[start of Material]

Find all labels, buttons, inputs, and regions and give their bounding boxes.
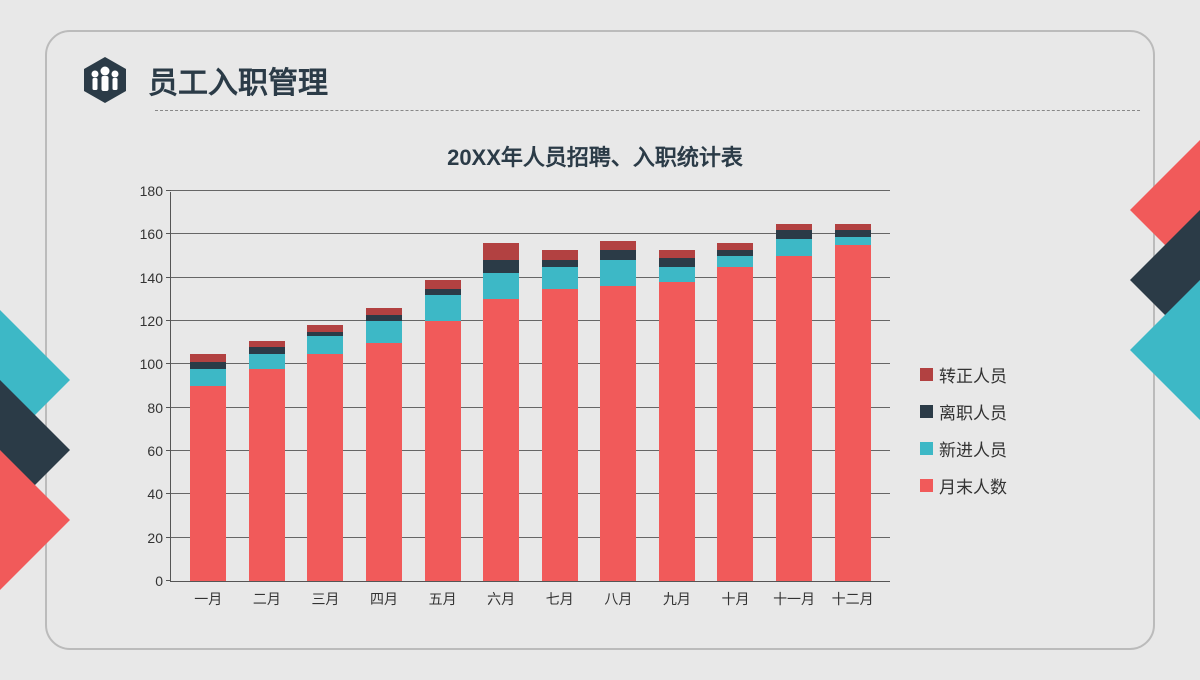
legend-label: 新进人员 bbox=[939, 436, 1007, 461]
bar-segment-leave bbox=[600, 250, 636, 261]
y-axis-label: 0 bbox=[155, 573, 171, 589]
bar-segment-month_end bbox=[483, 299, 519, 581]
bar-segment-new_hire bbox=[776, 239, 812, 256]
y-axis-label: 80 bbox=[147, 400, 171, 416]
bar-segment-leave bbox=[483, 260, 519, 273]
bar-segment-month_end bbox=[542, 289, 578, 582]
bar-column: 三月 bbox=[307, 325, 343, 581]
bar-segment-month_end bbox=[366, 343, 402, 581]
bar-segment-new_hire bbox=[717, 256, 753, 267]
y-axis-label: 160 bbox=[140, 226, 171, 242]
legend-swatch bbox=[920, 405, 933, 418]
bar-segment-month_end bbox=[425, 321, 461, 581]
x-axis-label: 十一月 bbox=[773, 581, 815, 609]
bar-segment-new_hire bbox=[366, 321, 402, 343]
page-title: 员工入职管理 bbox=[148, 58, 328, 102]
y-axis-label: 20 bbox=[147, 530, 171, 546]
bar-segment-new_hire bbox=[659, 267, 695, 282]
x-axis-label: 十二月 bbox=[832, 581, 874, 609]
legend-swatch bbox=[920, 442, 933, 455]
x-axis-label: 九月 bbox=[663, 581, 691, 609]
bar-segment-new_hire bbox=[483, 273, 519, 299]
bar-segment-month_end bbox=[776, 256, 812, 581]
bar-column: 七月 bbox=[542, 250, 578, 581]
bar-column: 十一月 bbox=[776, 224, 812, 581]
x-axis-label: 五月 bbox=[429, 581, 457, 609]
bar-column: 八月 bbox=[600, 241, 636, 581]
bar-segment-regular bbox=[483, 243, 519, 260]
bar-column: 六月 bbox=[483, 243, 519, 581]
bar-segment-new_hire bbox=[425, 295, 461, 321]
x-axis-label: 二月 bbox=[253, 581, 281, 609]
decoration-left bbox=[0, 310, 70, 590]
y-axis-label: 60 bbox=[147, 443, 171, 459]
bar-segment-new_hire bbox=[542, 267, 578, 289]
legend-label: 转正人员 bbox=[939, 362, 1007, 387]
x-axis-label: 一月 bbox=[194, 581, 222, 609]
x-axis-label: 十月 bbox=[721, 581, 749, 609]
bar-segment-leave bbox=[776, 230, 812, 239]
bar-column: 五月 bbox=[425, 280, 461, 581]
x-axis-label: 六月 bbox=[487, 581, 515, 609]
bar-segment-month_end bbox=[190, 386, 226, 581]
bar-segment-new_hire bbox=[600, 260, 636, 286]
chart-plot: 020406080100120140160180一月二月三月四月五月六月七月八月… bbox=[130, 192, 890, 612]
header-divider bbox=[155, 110, 1140, 111]
bar-segment-new_hire bbox=[307, 336, 343, 353]
chart-container: 20XX年人员招聘、入职统计表 0 20 40 60 80 100 120 140 160 180… bbox=[130, 140, 1060, 640]
bar-column: 九月 bbox=[659, 250, 695, 581]
legend-swatch bbox=[920, 479, 933, 492]
bar-segment-regular bbox=[190, 354, 226, 363]
bar-segment-new_hire bbox=[190, 369, 226, 386]
bar-segment-new_hire bbox=[249, 354, 285, 369]
bar-column: 二月 bbox=[249, 341, 285, 581]
legend-label: 离职人员 bbox=[939, 399, 1007, 424]
bar-segment-regular bbox=[600, 241, 636, 250]
x-axis-label: 七月 bbox=[546, 581, 574, 609]
bar-column: 四月 bbox=[366, 308, 402, 581]
bar-segment-month_end bbox=[600, 286, 636, 581]
chart-title: 20XX年人员招聘、入职统计表 bbox=[130, 140, 1060, 172]
bar-segment-regular bbox=[425, 280, 461, 289]
x-axis-label: 三月 bbox=[311, 581, 339, 609]
y-axis-label: 180 bbox=[140, 183, 171, 199]
x-axis-label: 八月 bbox=[604, 581, 632, 609]
decoration-right bbox=[1130, 140, 1200, 420]
legend-item-month_end: 月末人数 bbox=[920, 473, 1007, 498]
legend-swatch bbox=[920, 368, 933, 381]
y-axis-label: 140 bbox=[140, 270, 171, 286]
legend-item-regular: 转正人员 bbox=[920, 362, 1007, 387]
legend-item-leave: 离职人员 bbox=[920, 399, 1007, 424]
y-axis-label: 120 bbox=[140, 313, 171, 329]
legend-item-new_hire: 新进人员 bbox=[920, 436, 1007, 461]
bar-segment-month_end bbox=[835, 245, 871, 581]
bar-segment-regular bbox=[542, 250, 578, 261]
bar-segment-month_end bbox=[249, 369, 285, 581]
bar-column: 十月 bbox=[717, 243, 753, 581]
legend-label: 月末人数 bbox=[939, 473, 1007, 498]
people-group-icon bbox=[80, 55, 130, 105]
bar-column: 十二月 bbox=[835, 224, 871, 581]
bar-segment-month_end bbox=[659, 282, 695, 581]
bar-segment-leave bbox=[659, 258, 695, 267]
bar-segment-new_hire bbox=[835, 237, 871, 246]
bar-segment-month_end bbox=[307, 354, 343, 582]
bar-segment-regular bbox=[659, 250, 695, 259]
y-axis-label: 100 bbox=[140, 356, 171, 372]
header: 员工入职管理 bbox=[80, 55, 328, 105]
bar-segment-month_end bbox=[717, 267, 753, 581]
y-axis-label: 40 bbox=[147, 486, 171, 502]
bar-column: 一月 bbox=[190, 354, 226, 581]
chart-legend: 转正人员离职人员新进人员月末人数 bbox=[920, 192, 1007, 498]
x-axis-label: 四月 bbox=[370, 581, 398, 609]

[end of Material]

§ Goal
Copy out every line above word for word, leaving out the pictures.

§ Exercise solution
Find all labels, buttons, inputs, and regions and give their bounding boxes.
legend-label: 新进人员 bbox=[939, 436, 1007, 461]
bar-segment-leave bbox=[600, 250, 636, 261]
y-axis-label: 0 bbox=[155, 573, 171, 589]
bar-segment-month_end bbox=[483, 299, 519, 581]
bar-segment-new_hire bbox=[776, 239, 812, 256]
y-axis-label: 80 bbox=[147, 400, 171, 416]
bar-segment-leave bbox=[483, 260, 519, 273]
bar-segment-month_end bbox=[542, 289, 578, 582]
bar-column: 三月 bbox=[307, 325, 343, 581]
bar-segment-month_end bbox=[366, 343, 402, 581]
bar-segment-new_hire bbox=[717, 256, 753, 267]
y-axis-label: 160 bbox=[140, 226, 171, 242]
legend-swatch bbox=[920, 405, 933, 418]
bar-segment-month_end bbox=[425, 321, 461, 581]
x-axis-label: 十一月 bbox=[773, 581, 815, 609]
bar-segment-new_hire bbox=[366, 321, 402, 343]
page-title: 员工入职管理 bbox=[148, 58, 328, 102]
y-axis-label: 20 bbox=[147, 530, 171, 546]
bar-segment-new_hire bbox=[659, 267, 695, 282]
x-axis-label: 十二月 bbox=[832, 581, 874, 609]
legend-swatch bbox=[920, 442, 933, 455]
x-axis-label: 九月 bbox=[663, 581, 691, 609]
bar-segment-new_hire bbox=[483, 273, 519, 299]
bar-segment-month_end bbox=[776, 256, 812, 581]
bar-column: 七月 bbox=[542, 250, 578, 581]
bar-column: 十一月 bbox=[776, 224, 812, 581]
x-axis-label: 五月 bbox=[429, 581, 457, 609]
bar-column: 八月 bbox=[600, 241, 636, 581]
bar-segment-regular bbox=[483, 243, 519, 260]
bar-column: 六月 bbox=[483, 243, 519, 581]
bar-segment-new_hire bbox=[425, 295, 461, 321]
x-axis-label: 二月 bbox=[253, 581, 281, 609]
decoration-left bbox=[0, 310, 70, 590]
y-axis-label: 60 bbox=[147, 443, 171, 459]
bar-segment-new_hire bbox=[542, 267, 578, 289]
legend-label: 转正人员 bbox=[939, 362, 1007, 387]
x-axis-label: 一月 bbox=[194, 581, 222, 609]
x-axis-label: 十月 bbox=[721, 581, 749, 609]
bar-segment-leave bbox=[776, 230, 812, 239]
bar-column: 五月 bbox=[425, 280, 461, 581]
x-axis-label: 六月 bbox=[487, 581, 515, 609]
bar-segment-month_end bbox=[190, 386, 226, 581]
bar-segment-new_hire bbox=[600, 260, 636, 286]
chart-plot: 020406080100120140160180一月二月三月四月五月六月七月八月… bbox=[130, 192, 890, 612]
header-divider bbox=[155, 110, 1140, 111]
bar-segment-new_hire bbox=[307, 336, 343, 353]
chart-container: 20XX年人员招聘、入职统计表 0 20 40 60 80 100 120 140 160 180… bbox=[130, 140, 1060, 640]
bar-column: 九月 bbox=[659, 250, 695, 581]
legend-swatch bbox=[920, 479, 933, 492]
bar-segment-regular bbox=[190, 354, 226, 363]
bar-segment-new_hire bbox=[190, 369, 226, 386]
bar-segment-new_hire bbox=[249, 354, 285, 369]
bar-column: 二月 bbox=[249, 341, 285, 581]
legend-label: 离职人员 bbox=[939, 399, 1007, 424]
bar-segment-regular bbox=[600, 241, 636, 250]
x-axis-label: 七月 bbox=[546, 581, 574, 609]
bar-column: 四月 bbox=[366, 308, 402, 581]
bar-segment-month_end bbox=[600, 286, 636, 581]
chart-title: 20XX年人员招聘、入职统计表 bbox=[130, 140, 1060, 172]
bar-segment-regular bbox=[425, 280, 461, 289]
x-axis-label: 三月 bbox=[311, 581, 339, 609]
y-axis-label: 180 bbox=[140, 183, 171, 199]
x-axis-label: 八月 bbox=[604, 581, 632, 609]
decoration-right bbox=[1130, 140, 1200, 420]
legend-item-month_end: 月末人数 bbox=[920, 473, 1007, 498]
legend-swatch bbox=[920, 368, 933, 381]
y-axis-label: 140 bbox=[140, 270, 171, 286]
legend-item-regular: 转正人员 bbox=[920, 362, 1007, 387]
legend-item-leave: 离职人员 bbox=[920, 399, 1007, 424]
y-axis-label: 120 bbox=[140, 313, 171, 329]
legend-item-new_hire: 新进人员 bbox=[920, 436, 1007, 461]
bar-segment-month_end bbox=[835, 245, 871, 581]
bar-segment-regular bbox=[542, 250, 578, 261]
bar-segment-month_end bbox=[249, 369, 285, 581]
bar-column: 十月 bbox=[717, 243, 753, 581]
legend-label: 月末人数 bbox=[939, 473, 1007, 498]
people-group-icon bbox=[80, 55, 130, 105]
bar-column: 十二月 bbox=[835, 224, 871, 581]
bar-segment-month_end bbox=[659, 282, 695, 581]
bar-segment-leave bbox=[659, 258, 695, 267]
bar-segment-new_hire bbox=[835, 237, 871, 246]
bar-segment-month_end bbox=[307, 354, 343, 582]
bar-segment-regular bbox=[659, 250, 695, 259]
y-axis-label: 100 bbox=[140, 356, 171, 372]
header: 员工入职管理 bbox=[80, 55, 328, 105]
bar-segment-month_end bbox=[717, 267, 753, 581]
y-axis-label: 40 bbox=[147, 486, 171, 502]
bar-column: 一月 bbox=[190, 354, 226, 581]
chart-legend: 转正人员离职人员新进人员月末人数 bbox=[920, 192, 1007, 498]
x-axis-label: 四月 bbox=[370, 581, 398, 609]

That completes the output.